■ RECORDS FOR THE TASK ■

....

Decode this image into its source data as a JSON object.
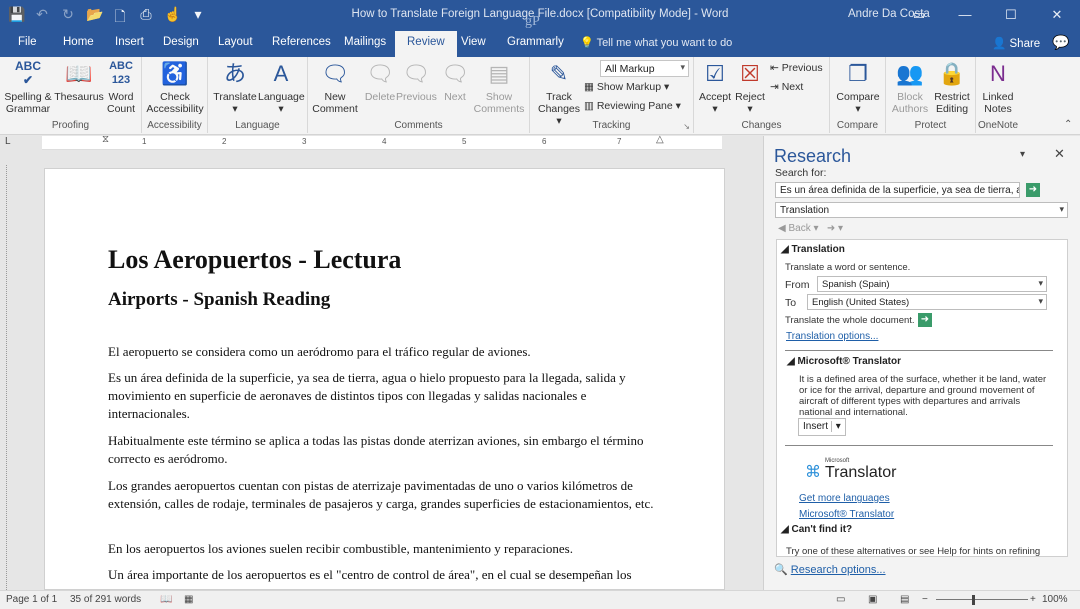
{
  "window": {
    "title": "How to Translate Foreign Language File.docx [Compatibility Mode]  -  Word",
    "user": "Andre Da Costa",
    "watermark": "gP"
  },
  "tabs": [
    "File",
    "Home",
    "Insert",
    "Design",
    "Layout",
    "References",
    "Mailings",
    "Review",
    "View",
    "Grammarly"
  ],
  "active_tab": "Review",
  "tell_me": "Tell me what you want to do",
  "share": "Share",
  "ribbon": {
    "proofing": {
      "label": "Proofing",
      "spelling1": "Spelling &",
      "spelling2": "Grammar",
      "thesaurus": "Thesaurus",
      "wc1": "Word",
      "wc2": "Count"
    },
    "accessibility": {
      "label": "Accessibility",
      "check1": "Check",
      "check2": "Accessibility"
    },
    "language": {
      "label": "Language",
      "translate": "Translate",
      "language": "Language"
    },
    "comments": {
      "label": "Comments",
      "new1": "New",
      "new2": "Comment",
      "delete": "Delete",
      "previous": "Previous",
      "next": "Next",
      "show1": "Show",
      "show2": "Comments"
    },
    "tracking": {
      "label": "Tracking",
      "track1": "Track",
      "track2": "Changes",
      "markup": "All Markup",
      "show_markup": "Show Markup",
      "reviewing_pane": "Reviewing Pane"
    },
    "changes": {
      "label": "Changes",
      "accept": "Accept",
      "reject": "Reject",
      "previous": "Previous",
      "next": "Next"
    },
    "compare": {
      "label": "Compare",
      "compare": "Compare"
    },
    "protect": {
      "label": "Protect",
      "block1": "Block",
      "block2": "Authors",
      "restrict1": "Restrict",
      "restrict2": "Editing"
    },
    "onenote": {
      "label": "OneNote",
      "linked1": "Linked",
      "linked2": "Notes"
    }
  },
  "ruler_numbers": [
    "1",
    "2",
    "3",
    "4",
    "5",
    "6",
    "7"
  ],
  "document": {
    "title": "Los Aeropuertos - Lectura",
    "subtitle": "Airports - Spanish Reading",
    "paragraphs": [
      "El aeropuerto se considera como un aeródromo para el tráfico regular de aviones.",
      "Es un área definida de la superficie, ya sea de tierra, agua o hielo propuesto para la llegada, salida y movimiento en superficie de aeronaves de distintos tipos con llegadas y salidas nacionales e internacionales.",
      "Habitualmente este término se aplica a todas las pistas donde aterrizan aviones, sin embargo el término correcto es aeródromo.",
      "Los grandes aeropuertos cuentan con pistas de aterrizaje pavimentadas de uno o varios kilómetros de extensión, calles de rodaje, terminales de pasajeros y carga, grandes superficies de estacionamientos, etc.",
      "En los aeropuertos los aviones suelen recibir combustible, mantenimiento y reparaciones.",
      "Un área importante de los aeropuertos es el \"centro de control de área\", en el cual se desempeñan los"
    ]
  },
  "research": {
    "title": "Research",
    "search_for_label": "Search for:",
    "search_value": "Es un área definida de la superficie, ya sea de tierra, agua o hielo",
    "service": "Translation",
    "back": "Back",
    "section_translation": "Translation",
    "translate_hint": "Translate a word or sentence.",
    "from_label": "From",
    "from_value": "Spanish (Spain)",
    "to_label": "To",
    "to_value": "English (United States)",
    "whole_doc": "Translate the whole document.",
    "translation_options": "Translation options...",
    "section_ms": "Microsoft® Translator",
    "translation_text": "It is a defined area of the surface, whether it be land, water or ice for the arrival, departure and ground movement of aircraft of different types with departures and arrivals national and international.",
    "insert": "Insert",
    "brand_small": "Microsoft",
    "brand": "Translator",
    "get_more": "Get more languages",
    "ms_link": "Microsoft® Translator",
    "cant_find": "Can't find it?",
    "try_text": "Try one of these alternatives or see Help for hints on refining",
    "research_options": "Research options..."
  },
  "status": {
    "page": "Page 1 of 1",
    "words": "35 of 291 words",
    "zoom": "100%"
  }
}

....

■ DIRECTIONS FOR THIS TASK ■
Copy the entries exactly. Leave out the images.

■ WRITTEN SOLUTION ■
Decode this image into its source data as a JSON object.
{
  "window": {
    "title": "How to Translate Foreign Language File.docx [Compatibility Mode]  -  Word",
    "user": "Andre Da Costa",
    "watermark": "gP"
  },
  "tabs": [
    "File",
    "Home",
    "Insert",
    "Design",
    "Layout",
    "References",
    "Mailings",
    "Review",
    "View",
    "Grammarly"
  ],
  "active_tab": "Review",
  "tell_me": "Tell me what you want to do",
  "share": "Share",
  "ribbon": {
    "proofing": {
      "label": "Proofing",
      "spelling1": "Spelling &",
      "spelling2": "Grammar",
      "thesaurus": "Thesaurus",
      "wc1": "Word",
      "wc2": "Count"
    },
    "accessibility": {
      "label": "Accessibility",
      "check1": "Check",
      "check2": "Accessibility"
    },
    "language": {
      "label": "Language",
      "translate": "Translate",
      "language": "Language"
    },
    "comments": {
      "label": "Comments",
      "new1": "New",
      "new2": "Comment",
      "delete": "Delete",
      "previous": "Previous",
      "next": "Next",
      "show1": "Show",
      "show2": "Comments"
    },
    "tracking": {
      "label": "Tracking",
      "track1": "Track",
      "track2": "Changes",
      "markup": "All Markup",
      "show_markup": "Show Markup",
      "reviewing_pane": "Reviewing Pane"
    },
    "changes": {
      "label": "Changes",
      "accept": "Accept",
      "reject": "Reject",
      "previous": "Previous",
      "next": "Next"
    },
    "compare": {
      "label": "Compare",
      "compare": "Compare"
    },
    "protect": {
      "label": "Protect",
      "block1": "Block",
      "block2": "Authors",
      "restrict1": "Restrict",
      "restrict2": "Editing"
    },
    "onenote": {
      "label": "OneNote",
      "linked1": "Linked",
      "linked2": "Notes"
    }
  },
  "ruler_numbers": [
    "1",
    "2",
    "3",
    "4",
    "5",
    "6",
    "7"
  ],
  "document": {
    "title": "Los Aeropuertos - Lectura",
    "subtitle": "Airports - Spanish Reading",
    "paragraphs": [
      "El aeropuerto se considera como un aeródromo para el tráfico regular de aviones.",
      "Es un área definida de la superficie, ya sea de tierra, agua o hielo propuesto para la llegada, salida y movimiento en superficie de aeronaves de distintos tipos con llegadas y salidas nacionales e internacionales.",
      "Habitualmente este término se aplica a todas las pistas donde aterrizan aviones, sin embargo el término correcto es aeródromo.",
      "Los grandes aeropuertos cuentan con pistas de aterrizaje pavimentadas de uno o varios kilómetros de extensión, calles de rodaje, terminales de pasajeros y carga, grandes superficies de estacionamientos, etc.",
      "En los aeropuertos los aviones suelen recibir combustible, mantenimiento y reparaciones.",
      "Un área importante de los aeropuertos es el \"centro de control de área\", en el cual se desempeñan los"
    ]
  },
  "research": {
    "title": "Research",
    "search_for_label": "Search for:",
    "search_value": "Es un área definida de la superficie, ya sea de tierra, agua o hielo",
    "service": "Translation",
    "back": "Back",
    "section_translation": "Translation",
    "translate_hint": "Translate a word or sentence.",
    "from_label": "From",
    "from_value": "Spanish (Spain)",
    "to_label": "To",
    "to_value": "English (United States)",
    "whole_doc": "Translate the whole document.",
    "translation_options": "Translation options...",
    "section_ms": "Microsoft® Translator",
    "translation_text": "It is a defined area of the surface, whether it be land, water or ice for the arrival, departure and ground movement of aircraft of different types with departures and arrivals national and international.",
    "insert": "Insert",
    "brand_small": "Microsoft",
    "brand": "Translator",
    "get_more": "Get more languages",
    "ms_link": "Microsoft® Translator",
    "cant_find": "Can't find it?",
    "try_text": "Try one of these alternatives or see Help for hints on refining",
    "research_options": "Research options..."
  },
  "status": {
    "page": "Page 1 of 1",
    "words": "35 of 291 words",
    "zoom": "100%"
  }
}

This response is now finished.